[RECORDS FOR THE TASK start]
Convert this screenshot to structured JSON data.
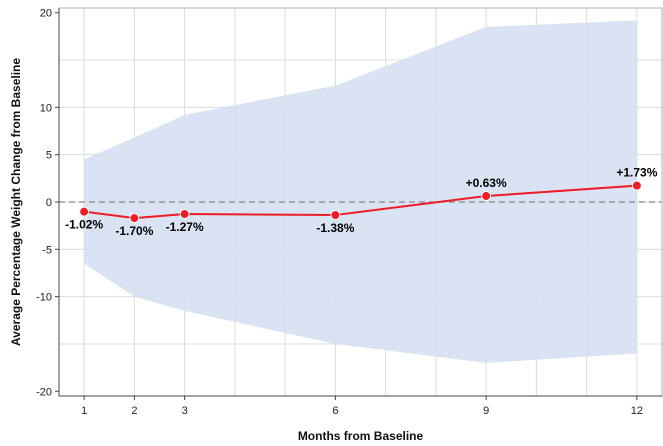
{
  "chart_data": {
    "type": "line",
    "title": "",
    "xlabel": "Months from Baseline",
    "ylabel": "Average Percentage Weight Change from Baseline",
    "x": [
      1,
      2,
      3,
      6,
      9,
      12
    ],
    "xlim": [
      0.5,
      12.5
    ],
    "ylim": [
      -20.5,
      20.5
    ],
    "x_ticks": [
      1,
      2,
      3,
      6,
      9,
      12
    ],
    "x_tick_labels": [
      "1",
      "2",
      "3",
      "6",
      "9",
      "12"
    ],
    "x_minor_grid": [
      1,
      2,
      3,
      4,
      5,
      6,
      7,
      8,
      9,
      10,
      11,
      12
    ],
    "y_ticks": [
      -20,
      -10,
      -5,
      0,
      5,
      10,
      20
    ],
    "y_tick_labels": [
      "-20",
      "-10",
      "-5",
      "0",
      "5",
      "10",
      "20"
    ],
    "y_grid": [
      -15,
      -10,
      -5,
      0,
      5,
      10,
      15
    ],
    "grid": true,
    "reference_line": {
      "y": 0,
      "style": "dashed",
      "color": "#888888"
    },
    "series": [
      {
        "values": [
          -1.02,
          -1.7,
          -1.27,
          -1.38,
          0.63,
          1.73
        ],
        "labels": [
          "-1.02%",
          "-1.70%",
          "-1.27%",
          "-1.38%",
          "+0.63%",
          "+1.73%"
        ],
        "label_position": [
          "below",
          "below",
          "below",
          "below",
          "above",
          "above"
        ],
        "color": "#ee1c25",
        "marker": "circle"
      }
    ],
    "band": {
      "lower": [
        -6.5,
        -10.0,
        -11.5,
        -15.0,
        -17.0,
        -16.0
      ],
      "upper": [
        4.5,
        6.8,
        9.2,
        12.3,
        18.5,
        19.2
      ],
      "color": "#d5e0f2"
    }
  }
}
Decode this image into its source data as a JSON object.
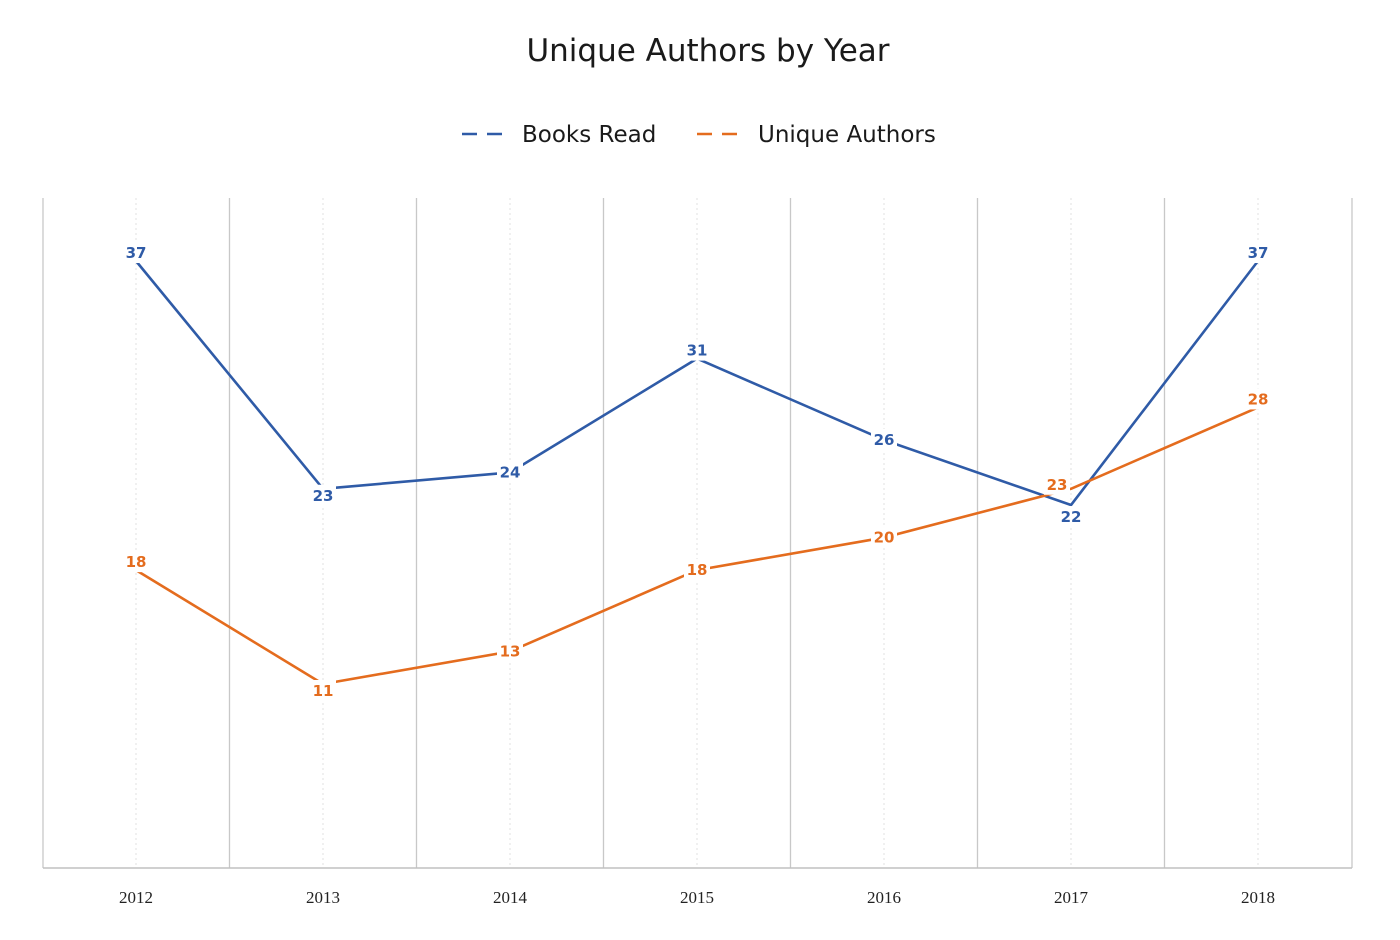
{
  "chart_data": {
    "type": "line",
    "title": "Unique Authors by Year",
    "xlabel": "",
    "ylabel": "",
    "categories": [
      "2012",
      "2013",
      "2014",
      "2015",
      "2016",
      "2017",
      "2018"
    ],
    "series": [
      {
        "name": "Books Read",
        "color": "#2f5ba7",
        "values": [
          37,
          23,
          24,
          31,
          26,
          22,
          37
        ]
      },
      {
        "name": "Unique Authors",
        "color": "#e46c1e",
        "values": [
          18,
          11,
          13,
          18,
          20,
          23,
          28
        ]
      }
    ],
    "ylim": [
      0,
      40
    ],
    "grid": {
      "vertical_major": true,
      "vertical_minor_dotted": true,
      "horizontal": false
    },
    "legend": "top-center",
    "data_labels": true,
    "y_axis_visible": false
  }
}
[RECORDS FOR THE TASK end]
§ **TASK REQUIREMENTS**: Return, from the data, each line that has the word "Authors" in it.

§ **RESPONSE**:
    "title": "Unique Authors by Year",
        "name": "Unique Authors",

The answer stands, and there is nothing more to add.